- REQUEST
Locate the lines of the listing below that hold "Ngọc", then copy each of them.

--- start of RECORDS TO PROCESS ---

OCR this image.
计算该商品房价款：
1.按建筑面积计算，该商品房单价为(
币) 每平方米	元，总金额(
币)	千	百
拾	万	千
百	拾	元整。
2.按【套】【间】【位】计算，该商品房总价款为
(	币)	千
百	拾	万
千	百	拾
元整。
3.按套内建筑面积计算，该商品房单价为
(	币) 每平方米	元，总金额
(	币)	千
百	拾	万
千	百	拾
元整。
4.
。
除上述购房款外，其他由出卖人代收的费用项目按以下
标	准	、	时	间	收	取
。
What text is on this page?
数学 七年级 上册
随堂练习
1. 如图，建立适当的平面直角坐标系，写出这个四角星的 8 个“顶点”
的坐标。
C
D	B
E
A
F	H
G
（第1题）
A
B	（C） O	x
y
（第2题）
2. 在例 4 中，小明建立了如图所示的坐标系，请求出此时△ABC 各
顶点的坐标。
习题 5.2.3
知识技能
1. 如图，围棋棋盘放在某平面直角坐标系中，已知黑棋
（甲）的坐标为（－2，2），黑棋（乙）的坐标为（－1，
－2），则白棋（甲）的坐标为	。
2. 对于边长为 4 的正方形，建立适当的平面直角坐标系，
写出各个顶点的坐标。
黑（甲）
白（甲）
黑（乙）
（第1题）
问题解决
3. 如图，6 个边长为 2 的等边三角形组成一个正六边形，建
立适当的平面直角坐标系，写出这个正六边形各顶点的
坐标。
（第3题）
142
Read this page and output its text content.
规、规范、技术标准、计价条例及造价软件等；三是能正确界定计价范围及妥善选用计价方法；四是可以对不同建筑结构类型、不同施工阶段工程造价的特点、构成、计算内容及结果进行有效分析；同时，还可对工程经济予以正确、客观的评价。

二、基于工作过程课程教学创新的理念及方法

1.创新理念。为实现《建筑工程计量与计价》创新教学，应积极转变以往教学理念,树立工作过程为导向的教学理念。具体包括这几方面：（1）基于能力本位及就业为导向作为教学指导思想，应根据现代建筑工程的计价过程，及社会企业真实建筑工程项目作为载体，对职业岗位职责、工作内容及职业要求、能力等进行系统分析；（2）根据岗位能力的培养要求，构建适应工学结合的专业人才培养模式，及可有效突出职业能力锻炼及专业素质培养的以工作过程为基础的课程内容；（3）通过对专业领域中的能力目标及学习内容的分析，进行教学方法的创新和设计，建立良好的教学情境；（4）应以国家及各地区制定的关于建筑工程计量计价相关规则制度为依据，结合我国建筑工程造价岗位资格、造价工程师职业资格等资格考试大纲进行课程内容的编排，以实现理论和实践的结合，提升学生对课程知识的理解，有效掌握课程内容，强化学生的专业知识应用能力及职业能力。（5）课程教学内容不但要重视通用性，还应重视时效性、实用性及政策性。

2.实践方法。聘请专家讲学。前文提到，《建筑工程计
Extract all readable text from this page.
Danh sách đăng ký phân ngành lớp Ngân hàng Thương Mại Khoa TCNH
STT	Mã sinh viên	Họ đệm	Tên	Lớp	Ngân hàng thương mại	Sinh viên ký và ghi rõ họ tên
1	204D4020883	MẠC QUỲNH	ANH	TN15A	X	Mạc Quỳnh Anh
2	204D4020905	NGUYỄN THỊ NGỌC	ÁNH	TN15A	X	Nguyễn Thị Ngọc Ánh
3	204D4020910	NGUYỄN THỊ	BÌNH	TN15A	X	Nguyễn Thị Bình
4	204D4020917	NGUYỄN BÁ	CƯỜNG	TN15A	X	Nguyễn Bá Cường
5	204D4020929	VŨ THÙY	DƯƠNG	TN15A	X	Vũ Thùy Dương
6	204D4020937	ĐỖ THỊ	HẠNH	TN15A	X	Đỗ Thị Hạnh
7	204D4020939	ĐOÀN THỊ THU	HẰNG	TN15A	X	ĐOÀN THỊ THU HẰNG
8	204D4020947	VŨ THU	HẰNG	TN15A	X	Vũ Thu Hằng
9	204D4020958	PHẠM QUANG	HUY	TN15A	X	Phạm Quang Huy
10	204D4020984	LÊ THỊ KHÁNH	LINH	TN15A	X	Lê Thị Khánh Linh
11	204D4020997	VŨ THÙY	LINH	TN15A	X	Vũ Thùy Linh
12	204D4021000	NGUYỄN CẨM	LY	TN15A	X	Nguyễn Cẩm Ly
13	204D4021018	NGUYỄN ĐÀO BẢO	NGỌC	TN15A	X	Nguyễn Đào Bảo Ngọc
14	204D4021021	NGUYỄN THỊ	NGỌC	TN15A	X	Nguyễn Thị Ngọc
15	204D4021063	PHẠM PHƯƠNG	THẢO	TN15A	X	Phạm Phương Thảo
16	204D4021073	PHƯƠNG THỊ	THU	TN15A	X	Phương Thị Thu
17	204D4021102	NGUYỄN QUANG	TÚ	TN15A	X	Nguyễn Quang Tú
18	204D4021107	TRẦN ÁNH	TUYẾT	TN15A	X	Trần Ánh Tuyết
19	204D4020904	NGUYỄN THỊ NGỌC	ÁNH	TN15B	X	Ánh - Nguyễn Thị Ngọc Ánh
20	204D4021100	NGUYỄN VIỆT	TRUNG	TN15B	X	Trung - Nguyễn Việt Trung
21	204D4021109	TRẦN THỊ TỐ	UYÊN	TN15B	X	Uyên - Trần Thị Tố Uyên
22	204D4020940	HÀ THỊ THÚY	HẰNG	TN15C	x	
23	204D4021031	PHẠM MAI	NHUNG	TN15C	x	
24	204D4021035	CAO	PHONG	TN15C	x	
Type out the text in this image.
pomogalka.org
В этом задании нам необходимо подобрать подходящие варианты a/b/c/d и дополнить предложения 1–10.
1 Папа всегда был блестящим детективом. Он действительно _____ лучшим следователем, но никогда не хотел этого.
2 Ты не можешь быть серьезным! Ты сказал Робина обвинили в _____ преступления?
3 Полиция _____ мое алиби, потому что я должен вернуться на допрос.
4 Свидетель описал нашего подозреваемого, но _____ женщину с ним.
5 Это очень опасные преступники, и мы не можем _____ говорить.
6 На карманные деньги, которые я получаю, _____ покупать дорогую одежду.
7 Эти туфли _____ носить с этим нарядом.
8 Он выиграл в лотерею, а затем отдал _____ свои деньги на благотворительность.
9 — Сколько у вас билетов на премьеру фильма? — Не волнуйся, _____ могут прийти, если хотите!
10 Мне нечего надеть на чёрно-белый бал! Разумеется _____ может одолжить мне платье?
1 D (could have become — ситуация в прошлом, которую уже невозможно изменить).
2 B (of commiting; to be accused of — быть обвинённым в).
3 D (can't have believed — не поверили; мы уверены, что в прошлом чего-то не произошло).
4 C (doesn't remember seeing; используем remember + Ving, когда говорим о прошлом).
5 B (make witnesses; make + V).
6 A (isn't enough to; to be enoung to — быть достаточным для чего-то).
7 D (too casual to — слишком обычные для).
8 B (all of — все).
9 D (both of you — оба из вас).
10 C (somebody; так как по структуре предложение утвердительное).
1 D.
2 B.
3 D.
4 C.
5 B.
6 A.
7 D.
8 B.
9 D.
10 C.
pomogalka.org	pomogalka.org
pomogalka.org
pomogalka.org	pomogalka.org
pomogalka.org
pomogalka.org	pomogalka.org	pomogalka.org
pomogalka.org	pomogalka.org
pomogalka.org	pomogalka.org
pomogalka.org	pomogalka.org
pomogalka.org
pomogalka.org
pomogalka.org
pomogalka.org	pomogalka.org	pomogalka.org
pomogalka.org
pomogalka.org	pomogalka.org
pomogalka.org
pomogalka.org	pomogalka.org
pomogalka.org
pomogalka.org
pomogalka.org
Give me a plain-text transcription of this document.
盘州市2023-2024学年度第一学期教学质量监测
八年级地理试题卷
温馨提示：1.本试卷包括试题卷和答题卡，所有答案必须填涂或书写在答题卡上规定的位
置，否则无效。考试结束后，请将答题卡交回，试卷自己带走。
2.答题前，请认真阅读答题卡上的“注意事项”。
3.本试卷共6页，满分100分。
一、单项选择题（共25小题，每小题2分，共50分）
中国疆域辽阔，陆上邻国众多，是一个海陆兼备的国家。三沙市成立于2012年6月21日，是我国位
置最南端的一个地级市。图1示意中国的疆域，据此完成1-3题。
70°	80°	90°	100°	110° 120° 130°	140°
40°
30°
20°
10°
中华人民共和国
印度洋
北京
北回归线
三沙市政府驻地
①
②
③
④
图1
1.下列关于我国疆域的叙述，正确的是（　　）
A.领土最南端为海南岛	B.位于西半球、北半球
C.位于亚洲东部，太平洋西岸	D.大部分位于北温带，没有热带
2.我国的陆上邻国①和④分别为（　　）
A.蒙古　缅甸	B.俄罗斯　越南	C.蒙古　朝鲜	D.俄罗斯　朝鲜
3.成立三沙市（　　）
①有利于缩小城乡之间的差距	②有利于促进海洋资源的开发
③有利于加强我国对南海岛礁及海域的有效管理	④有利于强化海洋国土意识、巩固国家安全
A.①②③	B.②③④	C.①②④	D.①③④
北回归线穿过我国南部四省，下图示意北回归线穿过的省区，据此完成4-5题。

--- end of RECORDS TO PROCESS ---

- SOLVED EXERCISE
2	204D4020905	NGUYỄN THỊ NGỌC	ÁNH	TN15A	X	Nguyễn Thị Ngọc Ánh
13	204D4021018	NGUYỄN ĐÀO BẢO	NGỌC	TN15A	X	Nguyễn Đào Bảo Ngọc
14	204D4021021	NGUYỄN THỊ	NGỌC	TN15A	X	Nguyễn Thị Ngọc
19	204D4020904	NGUYỄN THỊ NGỌC	ÁNH	TN15B	X	Ánh - Nguyễn Thị Ngọc Ánh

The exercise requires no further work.